• [WORK TO COMPLETE]: Track down every line below that holds "right" and copy it.

• [LISTED ENTRIES]:
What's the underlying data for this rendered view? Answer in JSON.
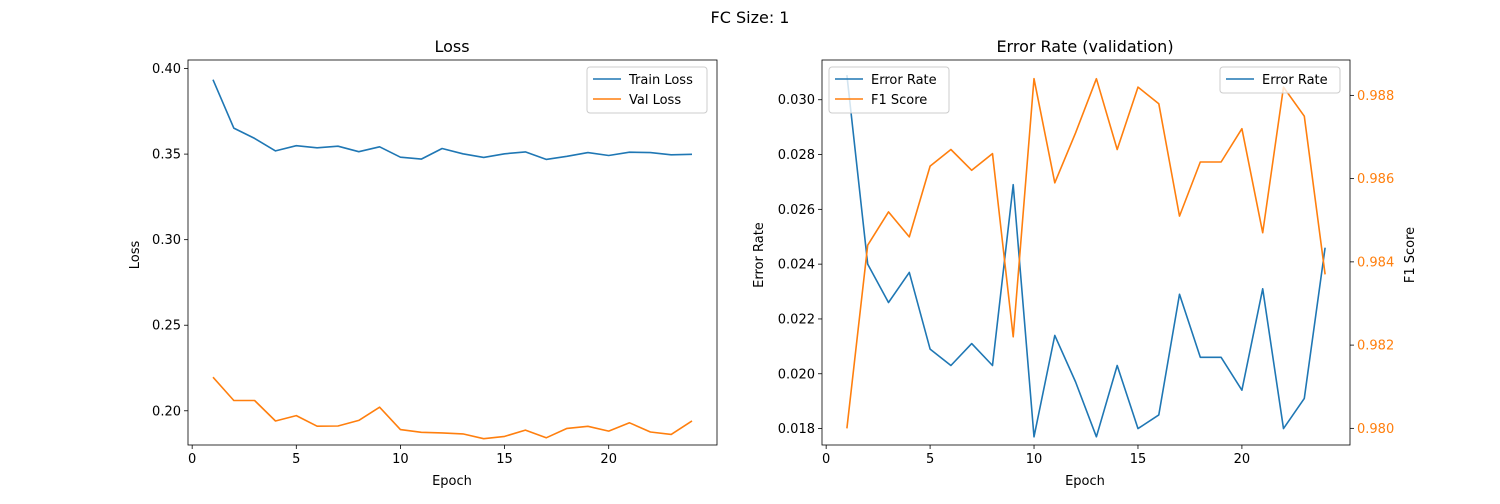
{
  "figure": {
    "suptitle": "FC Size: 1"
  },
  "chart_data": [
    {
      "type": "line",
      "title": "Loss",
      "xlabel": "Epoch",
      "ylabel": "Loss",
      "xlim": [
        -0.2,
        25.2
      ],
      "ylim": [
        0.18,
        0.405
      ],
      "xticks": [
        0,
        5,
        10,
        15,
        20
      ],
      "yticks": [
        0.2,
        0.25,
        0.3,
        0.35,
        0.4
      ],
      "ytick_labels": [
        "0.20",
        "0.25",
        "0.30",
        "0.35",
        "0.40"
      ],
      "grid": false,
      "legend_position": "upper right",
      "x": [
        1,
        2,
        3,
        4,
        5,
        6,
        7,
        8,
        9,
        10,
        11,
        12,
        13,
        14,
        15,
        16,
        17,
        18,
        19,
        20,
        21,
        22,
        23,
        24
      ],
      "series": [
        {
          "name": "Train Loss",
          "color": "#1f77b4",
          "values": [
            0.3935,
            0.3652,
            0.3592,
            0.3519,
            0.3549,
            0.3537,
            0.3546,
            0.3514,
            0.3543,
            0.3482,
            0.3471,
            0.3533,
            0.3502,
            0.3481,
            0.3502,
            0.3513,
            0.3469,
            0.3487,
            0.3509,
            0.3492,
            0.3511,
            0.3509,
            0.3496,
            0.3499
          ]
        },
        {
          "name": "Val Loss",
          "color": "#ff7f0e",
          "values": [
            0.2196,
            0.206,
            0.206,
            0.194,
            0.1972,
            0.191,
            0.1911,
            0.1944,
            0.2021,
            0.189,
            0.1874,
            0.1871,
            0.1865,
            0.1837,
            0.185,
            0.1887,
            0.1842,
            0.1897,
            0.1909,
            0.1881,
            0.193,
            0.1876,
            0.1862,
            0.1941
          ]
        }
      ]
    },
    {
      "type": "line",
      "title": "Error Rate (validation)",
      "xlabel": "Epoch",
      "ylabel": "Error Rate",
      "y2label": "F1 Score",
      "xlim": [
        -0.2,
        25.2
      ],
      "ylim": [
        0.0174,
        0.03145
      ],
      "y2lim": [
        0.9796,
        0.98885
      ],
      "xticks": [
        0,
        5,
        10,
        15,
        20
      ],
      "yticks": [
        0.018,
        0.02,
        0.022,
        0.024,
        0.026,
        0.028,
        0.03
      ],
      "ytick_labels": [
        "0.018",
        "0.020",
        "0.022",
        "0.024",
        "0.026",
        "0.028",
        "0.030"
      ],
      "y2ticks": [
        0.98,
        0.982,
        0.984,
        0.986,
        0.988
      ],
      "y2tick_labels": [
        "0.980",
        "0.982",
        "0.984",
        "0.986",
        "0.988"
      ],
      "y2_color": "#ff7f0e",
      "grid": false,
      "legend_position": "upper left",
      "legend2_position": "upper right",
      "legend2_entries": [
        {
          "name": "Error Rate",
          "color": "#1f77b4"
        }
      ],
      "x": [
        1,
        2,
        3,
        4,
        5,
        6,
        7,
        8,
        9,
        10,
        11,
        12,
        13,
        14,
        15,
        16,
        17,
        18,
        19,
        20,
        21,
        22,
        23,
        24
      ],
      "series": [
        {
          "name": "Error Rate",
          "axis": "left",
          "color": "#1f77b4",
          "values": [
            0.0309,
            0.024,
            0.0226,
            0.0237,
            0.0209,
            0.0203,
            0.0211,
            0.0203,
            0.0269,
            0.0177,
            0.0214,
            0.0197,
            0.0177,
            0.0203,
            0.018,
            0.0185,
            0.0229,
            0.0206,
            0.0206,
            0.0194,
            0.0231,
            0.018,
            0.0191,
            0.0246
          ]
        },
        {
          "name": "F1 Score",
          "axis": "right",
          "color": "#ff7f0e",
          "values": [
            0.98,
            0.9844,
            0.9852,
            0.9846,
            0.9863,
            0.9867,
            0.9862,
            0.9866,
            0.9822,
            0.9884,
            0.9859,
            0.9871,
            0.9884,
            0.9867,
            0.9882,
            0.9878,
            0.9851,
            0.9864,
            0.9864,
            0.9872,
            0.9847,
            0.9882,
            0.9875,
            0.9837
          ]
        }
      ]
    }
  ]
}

--

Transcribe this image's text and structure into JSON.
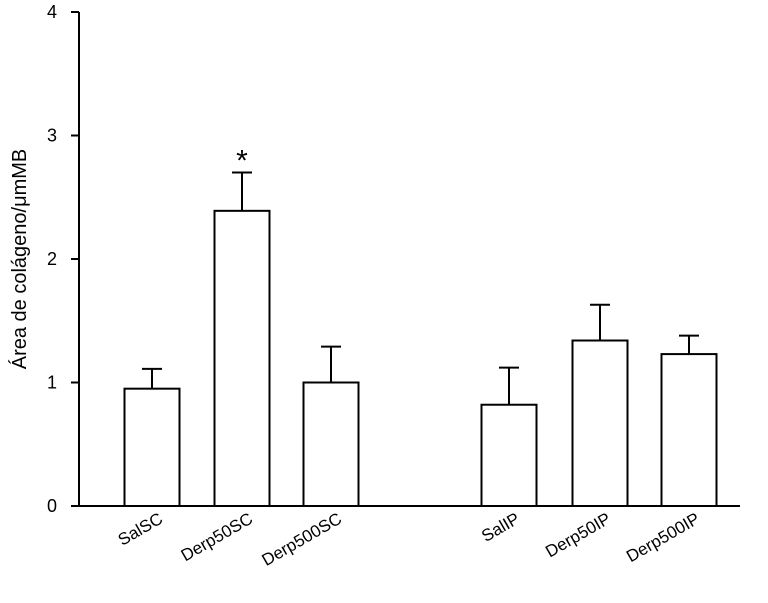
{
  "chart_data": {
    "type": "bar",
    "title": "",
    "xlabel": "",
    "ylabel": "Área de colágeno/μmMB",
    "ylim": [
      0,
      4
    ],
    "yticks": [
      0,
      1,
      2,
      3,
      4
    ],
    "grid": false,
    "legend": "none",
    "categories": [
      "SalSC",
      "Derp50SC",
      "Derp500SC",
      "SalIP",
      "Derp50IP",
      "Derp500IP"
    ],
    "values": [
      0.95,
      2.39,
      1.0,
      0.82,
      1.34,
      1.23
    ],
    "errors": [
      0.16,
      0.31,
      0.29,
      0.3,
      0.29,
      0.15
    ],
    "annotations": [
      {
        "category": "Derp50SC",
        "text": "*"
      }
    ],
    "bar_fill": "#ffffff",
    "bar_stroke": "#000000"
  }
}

• [CORRECT ANSWER]:
      "legend_position": "upper right",
      "legend2_position": "upper right",
          "axis": "right",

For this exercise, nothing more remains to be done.